--- What is required ---
A faithful, complete copy of the entries is the sole expected answer.

########################################

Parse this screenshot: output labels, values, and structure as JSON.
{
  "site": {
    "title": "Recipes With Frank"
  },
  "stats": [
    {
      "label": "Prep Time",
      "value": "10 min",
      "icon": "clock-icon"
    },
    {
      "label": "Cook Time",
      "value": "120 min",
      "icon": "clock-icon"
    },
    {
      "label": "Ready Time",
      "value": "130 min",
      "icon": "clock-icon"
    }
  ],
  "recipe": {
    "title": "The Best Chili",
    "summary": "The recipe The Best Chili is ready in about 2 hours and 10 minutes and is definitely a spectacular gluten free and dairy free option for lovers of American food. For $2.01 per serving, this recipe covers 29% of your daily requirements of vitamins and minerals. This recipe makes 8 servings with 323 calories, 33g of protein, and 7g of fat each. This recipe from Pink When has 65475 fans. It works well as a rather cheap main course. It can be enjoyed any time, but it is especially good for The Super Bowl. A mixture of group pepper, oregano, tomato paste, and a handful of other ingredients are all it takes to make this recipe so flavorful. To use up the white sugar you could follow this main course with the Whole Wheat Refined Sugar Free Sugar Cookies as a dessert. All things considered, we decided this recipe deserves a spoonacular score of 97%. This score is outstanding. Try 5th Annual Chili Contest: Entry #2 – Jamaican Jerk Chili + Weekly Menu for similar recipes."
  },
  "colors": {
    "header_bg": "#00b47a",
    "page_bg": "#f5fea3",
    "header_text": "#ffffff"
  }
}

########################################

--- Solved problem ---
Parse this screenshot: output labels, values, and structure as JSON.
{
  "site": {
    "title": "Recipes With Frank"
  },
  "stats": [
    {
      "label": "Prep Time",
      "value": "10 min",
      "icon": "clock-icon"
    },
    {
      "label": "Cook Time",
      "value": "120 min",
      "icon": "clock-icon"
    },
    {
      "label": "Ready Time",
      "value": "130 min",
      "icon": "clock-icon"
    }
  ],
  "recipe": {
    "title": "The Best Chili",
    "summary": "The recipe The Best Chili is ready in about 2 hours and 10 minutes and is definitely a spectacular gluten free and dairy free option for lovers of American food. For $2.01 per serving, this recipe covers 29% of your daily requirements of vitamins and minerals. This recipe makes 8 servings with 323 calories, 33g of protein, and 7g of fat each. This recipe from Pink When has 65475 fans. It works well as a rather cheap main course. It can be enjoyed any time, but it is especially good for The Super Bowl. A mixture of group pepper, oregano, tomato paste, and a handful of other ingredients are all it takes to make this recipe so flavorful. To use up the white sugar you could follow this main course with the Whole Wheat Refined Sugar Free Sugar Cookies as a dessert. All things considered, we decided this recipe deserves a spoonacular score of 97%. This score is outstanding. Try 5th Annual Chili Contest: Entry #2 – Jamaican Jerk Chili + Weekly Menu for similar recipes."
  },
  "colors": {
    "header_bg": "#00b47a",
    "page_bg": "#f5fea3",
    "header_text": "#ffffff"
  }
}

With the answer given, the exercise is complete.